┌─ SOURCE MATERIAL

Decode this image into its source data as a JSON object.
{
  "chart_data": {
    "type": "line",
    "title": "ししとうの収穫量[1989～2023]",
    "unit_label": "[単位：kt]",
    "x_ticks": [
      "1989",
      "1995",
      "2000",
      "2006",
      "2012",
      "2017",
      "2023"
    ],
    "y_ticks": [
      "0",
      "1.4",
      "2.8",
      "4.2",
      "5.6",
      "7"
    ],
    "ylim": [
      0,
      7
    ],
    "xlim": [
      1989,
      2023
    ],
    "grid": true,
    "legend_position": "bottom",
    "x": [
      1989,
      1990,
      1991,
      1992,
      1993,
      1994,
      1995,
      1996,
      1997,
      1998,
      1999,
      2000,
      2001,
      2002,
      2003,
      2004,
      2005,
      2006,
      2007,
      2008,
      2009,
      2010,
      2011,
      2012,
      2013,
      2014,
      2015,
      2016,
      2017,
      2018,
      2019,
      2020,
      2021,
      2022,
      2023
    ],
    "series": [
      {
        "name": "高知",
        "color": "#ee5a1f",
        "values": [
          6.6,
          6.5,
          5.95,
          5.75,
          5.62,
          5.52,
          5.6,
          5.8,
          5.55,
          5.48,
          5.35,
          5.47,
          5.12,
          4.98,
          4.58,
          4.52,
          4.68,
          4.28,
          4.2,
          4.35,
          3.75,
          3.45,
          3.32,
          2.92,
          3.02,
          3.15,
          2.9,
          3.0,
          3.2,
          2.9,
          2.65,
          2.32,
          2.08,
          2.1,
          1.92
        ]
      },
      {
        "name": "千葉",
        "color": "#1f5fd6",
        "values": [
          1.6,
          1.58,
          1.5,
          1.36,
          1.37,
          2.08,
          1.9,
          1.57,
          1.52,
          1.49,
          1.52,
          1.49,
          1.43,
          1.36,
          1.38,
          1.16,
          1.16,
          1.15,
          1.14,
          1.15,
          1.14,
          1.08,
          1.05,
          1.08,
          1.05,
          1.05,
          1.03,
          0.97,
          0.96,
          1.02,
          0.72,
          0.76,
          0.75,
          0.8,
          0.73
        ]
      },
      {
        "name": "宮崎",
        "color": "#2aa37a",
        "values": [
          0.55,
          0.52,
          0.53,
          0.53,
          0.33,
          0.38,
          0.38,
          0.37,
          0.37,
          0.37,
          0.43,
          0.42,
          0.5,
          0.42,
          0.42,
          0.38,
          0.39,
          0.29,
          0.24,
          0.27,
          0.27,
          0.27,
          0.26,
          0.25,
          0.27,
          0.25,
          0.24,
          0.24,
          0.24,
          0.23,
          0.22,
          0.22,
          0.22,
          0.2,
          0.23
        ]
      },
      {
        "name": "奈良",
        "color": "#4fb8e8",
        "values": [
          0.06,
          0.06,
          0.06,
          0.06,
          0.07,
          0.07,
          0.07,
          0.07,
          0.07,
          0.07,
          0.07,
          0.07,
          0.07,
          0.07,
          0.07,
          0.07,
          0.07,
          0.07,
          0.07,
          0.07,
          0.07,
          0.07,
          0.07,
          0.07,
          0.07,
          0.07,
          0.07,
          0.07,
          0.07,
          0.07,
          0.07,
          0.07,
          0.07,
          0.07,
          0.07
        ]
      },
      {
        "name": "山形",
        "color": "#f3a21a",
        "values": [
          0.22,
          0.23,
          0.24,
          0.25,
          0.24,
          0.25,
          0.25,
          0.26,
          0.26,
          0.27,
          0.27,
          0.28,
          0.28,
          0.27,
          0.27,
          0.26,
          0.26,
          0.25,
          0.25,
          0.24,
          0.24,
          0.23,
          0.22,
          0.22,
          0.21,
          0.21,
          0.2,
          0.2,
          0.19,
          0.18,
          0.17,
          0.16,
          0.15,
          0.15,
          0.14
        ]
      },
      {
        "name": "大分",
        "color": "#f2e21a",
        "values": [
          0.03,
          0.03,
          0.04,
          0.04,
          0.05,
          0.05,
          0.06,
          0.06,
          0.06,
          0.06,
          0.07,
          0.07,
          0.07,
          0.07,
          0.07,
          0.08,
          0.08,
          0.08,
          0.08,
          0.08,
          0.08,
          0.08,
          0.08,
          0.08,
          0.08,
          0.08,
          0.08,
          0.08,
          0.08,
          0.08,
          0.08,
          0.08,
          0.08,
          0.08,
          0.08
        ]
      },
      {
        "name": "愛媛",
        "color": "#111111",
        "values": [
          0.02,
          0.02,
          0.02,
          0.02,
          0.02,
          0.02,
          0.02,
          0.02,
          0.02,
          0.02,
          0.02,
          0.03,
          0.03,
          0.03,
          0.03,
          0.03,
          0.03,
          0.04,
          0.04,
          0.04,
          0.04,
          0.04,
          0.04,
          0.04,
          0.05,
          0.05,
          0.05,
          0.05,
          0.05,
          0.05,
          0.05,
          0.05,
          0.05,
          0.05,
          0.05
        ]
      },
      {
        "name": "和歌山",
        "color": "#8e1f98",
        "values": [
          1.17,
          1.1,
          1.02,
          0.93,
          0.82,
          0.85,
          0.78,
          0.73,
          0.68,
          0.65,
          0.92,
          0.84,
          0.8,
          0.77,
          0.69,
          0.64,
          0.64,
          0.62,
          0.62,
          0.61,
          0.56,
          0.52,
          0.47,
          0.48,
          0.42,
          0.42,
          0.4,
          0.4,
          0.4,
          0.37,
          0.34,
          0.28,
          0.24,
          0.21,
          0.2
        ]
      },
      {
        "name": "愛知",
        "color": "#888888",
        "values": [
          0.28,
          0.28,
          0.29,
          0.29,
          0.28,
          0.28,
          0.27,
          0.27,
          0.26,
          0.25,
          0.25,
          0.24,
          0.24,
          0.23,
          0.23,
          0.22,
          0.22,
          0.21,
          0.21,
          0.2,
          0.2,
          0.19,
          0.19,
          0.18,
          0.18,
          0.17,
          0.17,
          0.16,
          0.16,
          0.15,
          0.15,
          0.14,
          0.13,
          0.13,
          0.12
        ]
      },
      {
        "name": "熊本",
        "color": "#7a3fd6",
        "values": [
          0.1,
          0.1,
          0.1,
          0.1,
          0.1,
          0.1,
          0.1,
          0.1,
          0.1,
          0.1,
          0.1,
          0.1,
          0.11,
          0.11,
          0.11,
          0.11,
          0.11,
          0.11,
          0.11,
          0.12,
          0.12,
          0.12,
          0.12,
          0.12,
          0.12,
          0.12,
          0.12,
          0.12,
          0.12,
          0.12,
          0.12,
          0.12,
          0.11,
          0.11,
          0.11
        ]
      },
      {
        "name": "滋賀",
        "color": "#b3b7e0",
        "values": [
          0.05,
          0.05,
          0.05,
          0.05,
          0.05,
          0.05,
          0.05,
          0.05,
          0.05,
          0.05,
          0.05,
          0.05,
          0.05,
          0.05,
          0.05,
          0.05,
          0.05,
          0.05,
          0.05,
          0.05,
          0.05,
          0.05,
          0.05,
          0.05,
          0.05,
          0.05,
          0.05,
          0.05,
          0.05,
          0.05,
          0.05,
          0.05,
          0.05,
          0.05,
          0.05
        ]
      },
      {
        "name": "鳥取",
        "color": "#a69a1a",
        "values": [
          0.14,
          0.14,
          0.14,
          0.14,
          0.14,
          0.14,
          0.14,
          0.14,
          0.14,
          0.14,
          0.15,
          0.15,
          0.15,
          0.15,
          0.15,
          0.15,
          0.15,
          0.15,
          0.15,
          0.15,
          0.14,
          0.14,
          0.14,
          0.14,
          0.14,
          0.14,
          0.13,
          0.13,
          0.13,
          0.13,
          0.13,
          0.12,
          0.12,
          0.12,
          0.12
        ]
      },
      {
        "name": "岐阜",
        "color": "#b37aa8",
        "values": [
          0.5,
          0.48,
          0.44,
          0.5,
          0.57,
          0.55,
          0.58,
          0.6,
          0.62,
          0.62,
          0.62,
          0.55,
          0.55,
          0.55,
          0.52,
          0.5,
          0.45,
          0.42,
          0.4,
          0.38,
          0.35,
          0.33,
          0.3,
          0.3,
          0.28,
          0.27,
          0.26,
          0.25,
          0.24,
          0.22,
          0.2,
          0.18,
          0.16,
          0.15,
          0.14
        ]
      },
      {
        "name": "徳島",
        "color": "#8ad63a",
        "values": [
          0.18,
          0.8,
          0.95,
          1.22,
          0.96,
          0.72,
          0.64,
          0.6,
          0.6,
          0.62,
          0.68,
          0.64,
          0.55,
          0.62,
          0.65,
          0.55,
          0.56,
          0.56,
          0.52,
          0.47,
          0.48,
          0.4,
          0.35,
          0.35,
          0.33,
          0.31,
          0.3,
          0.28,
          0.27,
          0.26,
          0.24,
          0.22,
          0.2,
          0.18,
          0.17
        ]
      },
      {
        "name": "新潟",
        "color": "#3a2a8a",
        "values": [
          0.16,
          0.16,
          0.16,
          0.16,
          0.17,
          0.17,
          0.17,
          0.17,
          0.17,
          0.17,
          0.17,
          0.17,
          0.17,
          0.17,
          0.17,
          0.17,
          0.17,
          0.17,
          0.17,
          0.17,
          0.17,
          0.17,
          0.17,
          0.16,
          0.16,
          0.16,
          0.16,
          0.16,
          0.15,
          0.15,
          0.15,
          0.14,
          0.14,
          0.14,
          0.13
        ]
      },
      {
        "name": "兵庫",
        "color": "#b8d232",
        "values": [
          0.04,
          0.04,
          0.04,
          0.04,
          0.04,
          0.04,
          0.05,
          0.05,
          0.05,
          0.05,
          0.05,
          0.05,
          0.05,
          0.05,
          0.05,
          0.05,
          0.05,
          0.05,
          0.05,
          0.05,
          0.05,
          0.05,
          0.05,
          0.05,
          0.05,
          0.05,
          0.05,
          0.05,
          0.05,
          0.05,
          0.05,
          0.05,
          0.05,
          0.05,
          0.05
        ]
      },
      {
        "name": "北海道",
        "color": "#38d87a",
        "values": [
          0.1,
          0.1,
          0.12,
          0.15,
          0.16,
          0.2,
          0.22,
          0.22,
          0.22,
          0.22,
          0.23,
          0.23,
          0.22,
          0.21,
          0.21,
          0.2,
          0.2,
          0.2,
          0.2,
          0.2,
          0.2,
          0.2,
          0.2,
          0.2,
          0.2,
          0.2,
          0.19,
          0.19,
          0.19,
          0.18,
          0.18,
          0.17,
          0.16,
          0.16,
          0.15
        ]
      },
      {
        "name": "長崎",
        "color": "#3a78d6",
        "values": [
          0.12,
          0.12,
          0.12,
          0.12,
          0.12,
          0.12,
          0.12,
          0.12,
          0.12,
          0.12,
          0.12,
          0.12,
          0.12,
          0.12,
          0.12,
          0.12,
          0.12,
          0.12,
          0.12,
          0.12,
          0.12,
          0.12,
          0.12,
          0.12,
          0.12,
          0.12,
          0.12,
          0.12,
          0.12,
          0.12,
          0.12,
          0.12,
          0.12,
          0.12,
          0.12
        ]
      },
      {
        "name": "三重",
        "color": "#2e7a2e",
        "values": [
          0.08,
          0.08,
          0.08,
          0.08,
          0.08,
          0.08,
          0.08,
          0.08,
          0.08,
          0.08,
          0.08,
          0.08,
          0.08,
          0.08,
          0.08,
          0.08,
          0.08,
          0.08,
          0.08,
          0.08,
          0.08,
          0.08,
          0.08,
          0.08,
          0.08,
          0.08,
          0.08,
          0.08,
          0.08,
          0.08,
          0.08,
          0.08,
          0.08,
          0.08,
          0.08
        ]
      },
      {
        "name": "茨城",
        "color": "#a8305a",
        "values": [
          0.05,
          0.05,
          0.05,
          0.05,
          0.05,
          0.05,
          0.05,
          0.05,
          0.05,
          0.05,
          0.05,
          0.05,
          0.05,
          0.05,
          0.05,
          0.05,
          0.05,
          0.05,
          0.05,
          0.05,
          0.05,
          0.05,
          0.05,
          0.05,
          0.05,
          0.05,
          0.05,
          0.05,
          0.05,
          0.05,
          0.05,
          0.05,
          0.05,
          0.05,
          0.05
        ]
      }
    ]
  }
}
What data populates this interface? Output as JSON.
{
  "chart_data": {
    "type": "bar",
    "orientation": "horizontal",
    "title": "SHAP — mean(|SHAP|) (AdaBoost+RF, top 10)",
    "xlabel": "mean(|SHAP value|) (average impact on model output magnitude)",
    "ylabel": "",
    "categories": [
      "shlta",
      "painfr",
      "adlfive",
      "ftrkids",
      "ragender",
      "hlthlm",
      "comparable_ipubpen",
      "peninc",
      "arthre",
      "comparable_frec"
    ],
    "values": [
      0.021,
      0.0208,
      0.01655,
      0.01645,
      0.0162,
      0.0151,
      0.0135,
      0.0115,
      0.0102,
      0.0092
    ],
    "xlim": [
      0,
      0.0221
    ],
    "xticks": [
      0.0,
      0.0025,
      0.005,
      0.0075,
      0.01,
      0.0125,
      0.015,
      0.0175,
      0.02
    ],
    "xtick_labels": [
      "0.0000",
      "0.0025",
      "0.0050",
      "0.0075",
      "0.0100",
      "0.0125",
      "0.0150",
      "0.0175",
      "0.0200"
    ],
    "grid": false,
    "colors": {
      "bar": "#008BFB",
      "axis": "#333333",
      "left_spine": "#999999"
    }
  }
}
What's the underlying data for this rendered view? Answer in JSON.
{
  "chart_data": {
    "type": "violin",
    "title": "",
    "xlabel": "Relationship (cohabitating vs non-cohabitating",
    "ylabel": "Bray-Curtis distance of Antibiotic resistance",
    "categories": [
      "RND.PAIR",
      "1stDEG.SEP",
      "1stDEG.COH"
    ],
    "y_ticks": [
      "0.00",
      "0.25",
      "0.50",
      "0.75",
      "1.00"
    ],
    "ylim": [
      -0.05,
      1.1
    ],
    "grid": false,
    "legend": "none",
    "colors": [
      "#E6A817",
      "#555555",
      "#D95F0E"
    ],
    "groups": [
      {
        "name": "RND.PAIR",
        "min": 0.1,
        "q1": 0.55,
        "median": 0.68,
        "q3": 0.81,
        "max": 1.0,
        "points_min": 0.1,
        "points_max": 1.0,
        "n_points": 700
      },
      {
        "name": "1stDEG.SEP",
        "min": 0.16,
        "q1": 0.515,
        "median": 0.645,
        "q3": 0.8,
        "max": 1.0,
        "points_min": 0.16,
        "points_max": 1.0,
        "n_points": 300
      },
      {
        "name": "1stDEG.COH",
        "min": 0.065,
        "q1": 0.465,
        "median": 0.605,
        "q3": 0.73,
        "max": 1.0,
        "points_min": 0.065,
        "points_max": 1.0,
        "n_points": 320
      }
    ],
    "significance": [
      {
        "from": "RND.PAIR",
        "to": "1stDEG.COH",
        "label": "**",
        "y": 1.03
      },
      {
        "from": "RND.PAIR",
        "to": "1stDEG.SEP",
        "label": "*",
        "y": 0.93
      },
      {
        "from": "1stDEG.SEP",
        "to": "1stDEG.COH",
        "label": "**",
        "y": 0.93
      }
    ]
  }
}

└─

** PROBLEM STATEMENT **
Transcribe word for word the lines from the one holding "What's the underlying" to the last line of the listing above, inclusive.

** RESPONSE TO THE TASK **
What's the underlying data for this rendered view? Answer in JSON.
{
  "chart_data": {
    "type": "violin",
    "title": "",
    "xlabel": "Relationship (cohabitating vs non-cohabitating",
    "ylabel": "Bray-Curtis distance of Antibiotic resistance",
    "categories": [
      "RND.PAIR",
      "1stDEG.SEP",
      "1stDEG.COH"
    ],
    "y_ticks": [
      "0.00",
      "0.25",
      "0.50",
      "0.75",
      "1.00"
    ],
    "ylim": [
      -0.05,
      1.1
    ],
    "grid": false,
    "legend": "none",
    "colors": [
      "#E6A817",
      "#555555",
      "#D95F0E"
    ],
    "groups": [
      {
        "name": "RND.PAIR",
        "min": 0.1,
        "q1": 0.55,
        "median": 0.68,
        "q3": 0.81,
        "max": 1.0,
        "points_min": 0.1,
        "points_max": 1.0,
        "n_points": 700
      },
      {
        "name": "1stDEG.SEP",
        "min": 0.16,
        "q1": 0.515,
        "median": 0.645,
        "q3": 0.8,
        "max": 1.0,
        "points_min": 0.16,
        "points_max": 1.0,
        "n_points": 300
      },
      {
        "name": "1stDEG.COH",
        "min": 0.065,
        "q1": 0.465,
        "median": 0.605,
        "q3": 0.73,
        "max": 1.0,
        "points_min": 0.065,
        "points_max": 1.0,
        "n_points": 320
      }
    ],
    "significance": [
      {
        "from": "RND.PAIR",
        "to": "1stDEG.COH",
        "label": "**",
        "y": 1.03
      },
      {
        "from": "RND.PAIR",
        "to": "1stDEG.SEP",
        "label": "*",
        "y": 0.93
      },
      {
        "from": "1stDEG.SEP",
        "to": "1stDEG.COH",
        "label": "**",
        "y": 0.93
      }
    ]
  }
}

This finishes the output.